TEXT FOR ANALYSIS section start
Nils Kristian Afsetha Matthew Bloomfieldb Jens Petter Wolda and Pavel Matousekb,c
aNofima—Norwegian Institute of Food, Fisheries and Aquaculture Research, PB 210, N-1431 Ås, Norway. E-mail: [email protected]
bCobalt Light Systems Limited, 174 Brook Drive, Milton Park, Abingdon, Oxfordshire, OX14 4SD, UK
cCentral Laser Facility, Research Complex at Harwell, STFC Rutherford Appleton Laboratory, Harwell Oxford, OX11 0QX, UK
Introduction
For several decades, Raman spectroscopy has been considered a potential and promising tool within the area of food analysis. Raman spectroscopy offers a combination of sampling opportunities and chemical specificity that allows for a variety of applications: the spectral information that could be obtained is close and complementary to the information obtainable from mid-infrared spectra, whereas the sampling opportunities, including the ease of using fibre optic probes, are close to the standard non-invasive approaches used in near infrared (NIR) spectroscopy. However, the widespread use of Raman spectroscopy in food analysis, and in biological and medical applications in general, has been hampered by several inherent obstacles. Dominating background signals from fluorescing biomolecules have constituted a part of this challenge, as the analyte Raman scattering frequently is “buried” in this dominating fluorescence signal. Another important challenge has been related to representative sampling. As we all know, foods are notoriously heterogeneous, and instrumental limitations in laser spot sizes of Raman instrumentation have often restricted analysis to be performed only on very small sample spots (often below a diameter of 1 mm). In addition, the conventional Raman backscattering geometry has confined Raman analysis to the near surfaces of a sample.
TEXT FOR ANALYSIS section end
Reproduce the Raman spectroscopy text above word for word, from the author names through the end of the introduction paragraph.
DATA EXTRACTS section start
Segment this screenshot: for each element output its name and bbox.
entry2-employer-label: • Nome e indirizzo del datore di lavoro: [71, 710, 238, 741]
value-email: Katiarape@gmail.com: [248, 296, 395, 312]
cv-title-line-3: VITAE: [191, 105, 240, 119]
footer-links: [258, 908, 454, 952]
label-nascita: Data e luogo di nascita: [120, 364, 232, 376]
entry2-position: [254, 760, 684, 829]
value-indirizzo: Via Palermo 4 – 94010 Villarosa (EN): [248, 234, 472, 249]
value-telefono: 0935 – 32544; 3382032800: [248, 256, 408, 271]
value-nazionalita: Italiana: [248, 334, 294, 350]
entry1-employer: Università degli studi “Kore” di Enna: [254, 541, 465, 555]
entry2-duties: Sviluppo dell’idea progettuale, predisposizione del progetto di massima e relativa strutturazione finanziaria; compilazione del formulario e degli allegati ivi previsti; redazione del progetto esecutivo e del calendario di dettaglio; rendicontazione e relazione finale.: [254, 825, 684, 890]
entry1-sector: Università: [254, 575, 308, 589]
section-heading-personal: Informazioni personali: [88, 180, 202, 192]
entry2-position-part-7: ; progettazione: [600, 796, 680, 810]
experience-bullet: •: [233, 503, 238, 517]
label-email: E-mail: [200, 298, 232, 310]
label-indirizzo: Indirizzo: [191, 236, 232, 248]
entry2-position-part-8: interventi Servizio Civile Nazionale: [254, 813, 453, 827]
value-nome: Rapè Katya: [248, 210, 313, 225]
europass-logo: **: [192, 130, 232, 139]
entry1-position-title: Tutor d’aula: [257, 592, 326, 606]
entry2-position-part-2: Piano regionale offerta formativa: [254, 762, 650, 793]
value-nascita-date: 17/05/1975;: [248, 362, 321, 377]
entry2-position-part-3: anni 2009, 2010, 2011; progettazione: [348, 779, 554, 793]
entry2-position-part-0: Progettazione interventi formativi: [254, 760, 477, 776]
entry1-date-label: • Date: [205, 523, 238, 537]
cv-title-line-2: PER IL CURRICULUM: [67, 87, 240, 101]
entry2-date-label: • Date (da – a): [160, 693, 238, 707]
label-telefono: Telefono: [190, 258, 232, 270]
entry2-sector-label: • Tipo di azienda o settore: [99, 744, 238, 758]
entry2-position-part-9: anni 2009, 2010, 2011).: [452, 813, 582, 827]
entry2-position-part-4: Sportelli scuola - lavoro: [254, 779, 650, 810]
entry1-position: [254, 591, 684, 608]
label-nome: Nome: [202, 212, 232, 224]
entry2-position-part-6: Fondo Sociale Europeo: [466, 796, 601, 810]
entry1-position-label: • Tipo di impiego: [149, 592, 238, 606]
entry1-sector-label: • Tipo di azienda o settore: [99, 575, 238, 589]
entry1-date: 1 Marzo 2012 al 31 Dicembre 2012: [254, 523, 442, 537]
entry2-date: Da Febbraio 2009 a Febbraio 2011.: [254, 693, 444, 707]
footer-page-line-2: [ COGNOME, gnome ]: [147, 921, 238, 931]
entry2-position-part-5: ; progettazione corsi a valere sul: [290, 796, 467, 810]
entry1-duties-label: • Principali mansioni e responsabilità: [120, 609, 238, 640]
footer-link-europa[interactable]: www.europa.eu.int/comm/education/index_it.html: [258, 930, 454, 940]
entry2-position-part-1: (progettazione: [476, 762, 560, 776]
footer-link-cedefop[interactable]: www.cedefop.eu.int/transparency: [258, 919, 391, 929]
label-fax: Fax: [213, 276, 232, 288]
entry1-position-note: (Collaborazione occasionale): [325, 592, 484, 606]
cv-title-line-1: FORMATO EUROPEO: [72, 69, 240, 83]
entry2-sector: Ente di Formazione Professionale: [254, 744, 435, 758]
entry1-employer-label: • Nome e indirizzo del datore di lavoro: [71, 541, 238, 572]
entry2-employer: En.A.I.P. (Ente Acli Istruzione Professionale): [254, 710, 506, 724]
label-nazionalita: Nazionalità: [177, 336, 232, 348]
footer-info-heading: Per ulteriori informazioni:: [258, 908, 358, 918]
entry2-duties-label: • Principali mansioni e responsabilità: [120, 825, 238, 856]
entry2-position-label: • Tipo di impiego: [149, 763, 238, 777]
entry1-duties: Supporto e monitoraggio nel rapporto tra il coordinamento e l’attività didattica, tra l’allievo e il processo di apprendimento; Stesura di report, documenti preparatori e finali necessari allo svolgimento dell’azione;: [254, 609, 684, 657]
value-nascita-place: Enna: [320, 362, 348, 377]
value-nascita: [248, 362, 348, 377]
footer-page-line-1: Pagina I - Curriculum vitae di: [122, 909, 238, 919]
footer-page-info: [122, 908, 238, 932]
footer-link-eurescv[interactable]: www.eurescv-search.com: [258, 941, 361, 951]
DATA EXTRACTS section end
REPLY.
Nils Kristian Afsetha Matthew Bloomfieldb Jens Petter Wolda and Pavel Matousekb,c
aNofima—Norwegian Institute of Food, Fisheries and Aquaculture Research, PB 210, N-1431 Ås, Norway. E-mail: [email protected]
bCobalt Light Systems Limited, 174 Brook Drive, Milton Park, Abingdon, Oxfordshire, OX14 4SD, UK
cCentral Laser Facility, Research Complex at Harwell, STFC Rutherford Appleton Laboratory, Harwell Oxford, OX11 0QX, UK
Introduction
For several decades, Raman spectroscopy has been considered a potential and promising tool within the area of food analysis. Raman spectroscopy offers a combination of sampling opportunities and chemical specificity that allows for a variety of applications: the spectral information that could be obtained is close and complementary to the information obtainable from mid-infrared spectra, whereas the sampling opportunities, including the ease of using fibre optic probes, are close to the standard non-invasive approaches used in near infrared (NIR) spectroscopy. However, the widespread use of Raman spectroscopy in food analysis, and in biological and medical applications in general, has been hampered by several inherent obstacles. Dominating background signals from fluorescing biomolecules have constituted a part of this challenge, as the analyte Raman scattering frequently is “buried” in this dominating fluorescence signal. Another important challenge has been related to representative sampling. As we all know, foods are notoriously heterogeneous, and instrumental limitations in laser spot sizes of Raman instrumentation have often restricted analysis to be performed only on very small sample spots (often below a diameter of 1 mm). In addition, the conventional Raman backscattering geometry has confined Raman analysis to the near surfaces of a sample.